**What to work on:** Repeat the data word for word. Do not include the pictures.

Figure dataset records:

══════

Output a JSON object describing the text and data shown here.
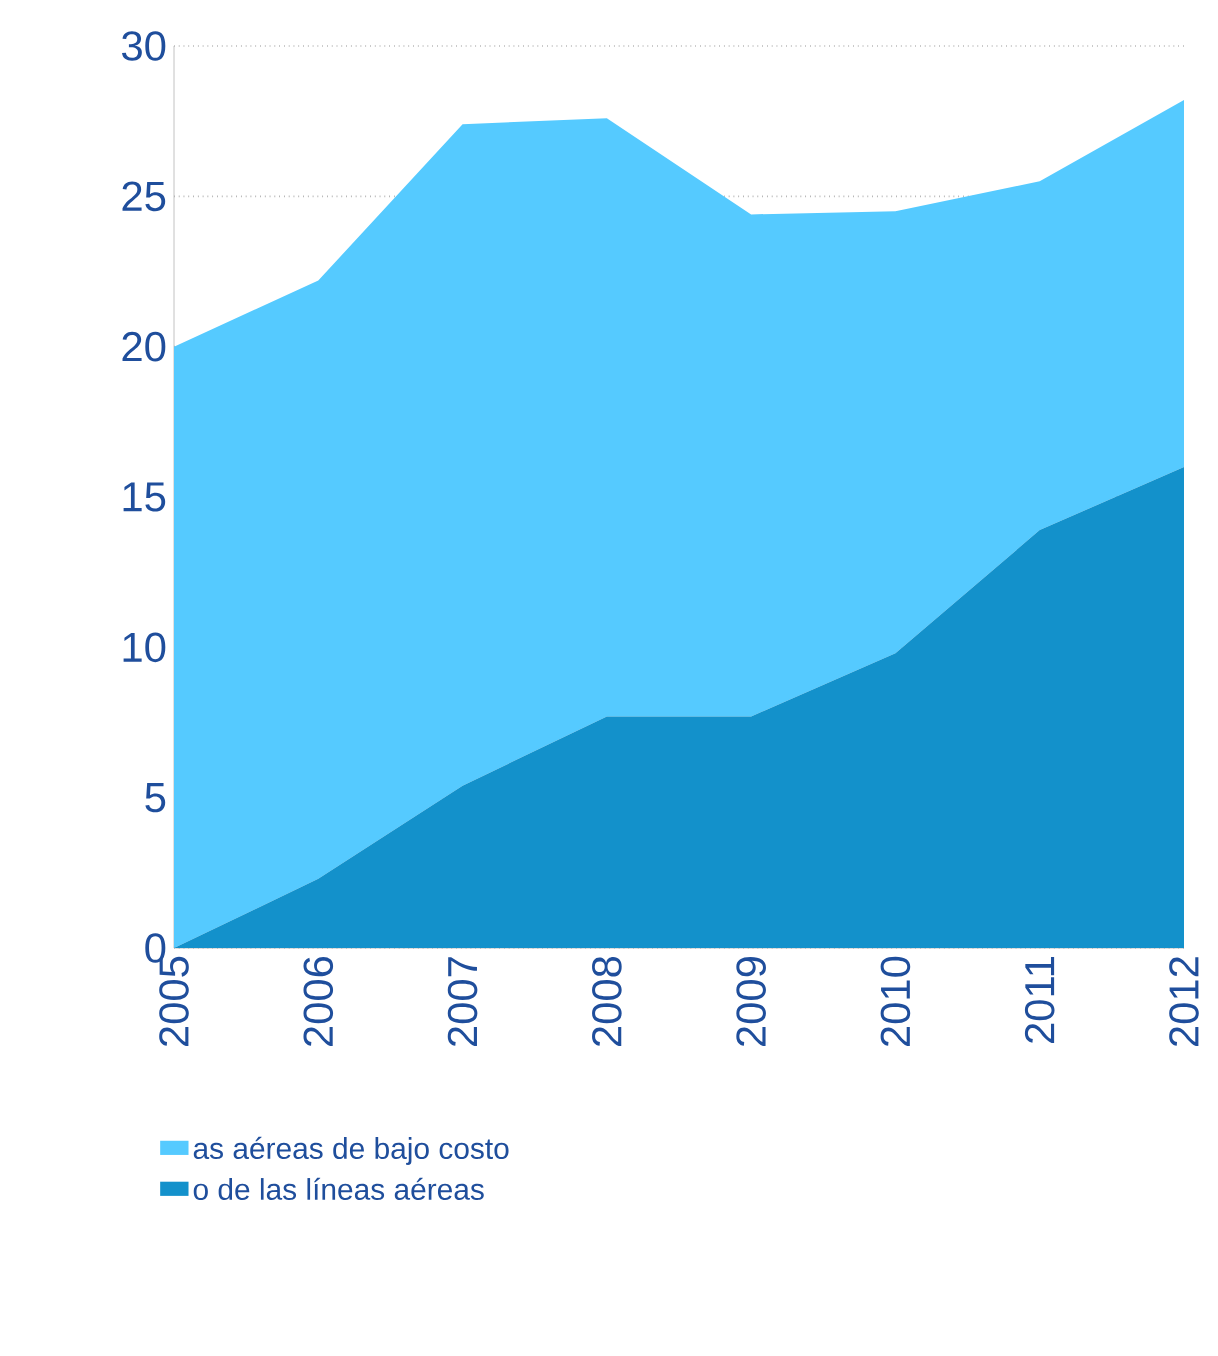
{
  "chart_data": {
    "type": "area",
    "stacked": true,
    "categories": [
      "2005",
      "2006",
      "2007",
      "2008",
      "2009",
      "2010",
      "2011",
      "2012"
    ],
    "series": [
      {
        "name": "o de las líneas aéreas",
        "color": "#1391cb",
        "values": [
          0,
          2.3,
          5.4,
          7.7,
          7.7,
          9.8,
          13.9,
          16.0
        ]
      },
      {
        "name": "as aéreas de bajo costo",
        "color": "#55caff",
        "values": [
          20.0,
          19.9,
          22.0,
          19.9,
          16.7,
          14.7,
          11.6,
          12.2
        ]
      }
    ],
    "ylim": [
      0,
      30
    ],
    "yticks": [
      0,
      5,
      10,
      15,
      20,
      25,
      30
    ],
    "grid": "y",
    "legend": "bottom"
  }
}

══════

**Result:**
Output a JSON object describing the text and data shown here.
{
  "chart_data": {
    "type": "area",
    "stacked": true,
    "categories": [
      "2005",
      "2006",
      "2007",
      "2008",
      "2009",
      "2010",
      "2011",
      "2012"
    ],
    "series": [
      {
        "name": "o de las líneas aéreas",
        "color": "#1391cb",
        "values": [
          0,
          2.3,
          5.4,
          7.7,
          7.7,
          9.8,
          13.9,
          16.0
        ]
      },
      {
        "name": "as aéreas de bajo costo",
        "color": "#55caff",
        "values": [
          20.0,
          19.9,
          22.0,
          19.9,
          16.7,
          14.7,
          11.6,
          12.2
        ]
      }
    ],
    "ylim": [
      0,
      30
    ],
    "yticks": [
      0,
      5,
      10,
      15,
      20,
      25,
      30
    ],
    "grid": "y",
    "legend": "bottom"
  }
}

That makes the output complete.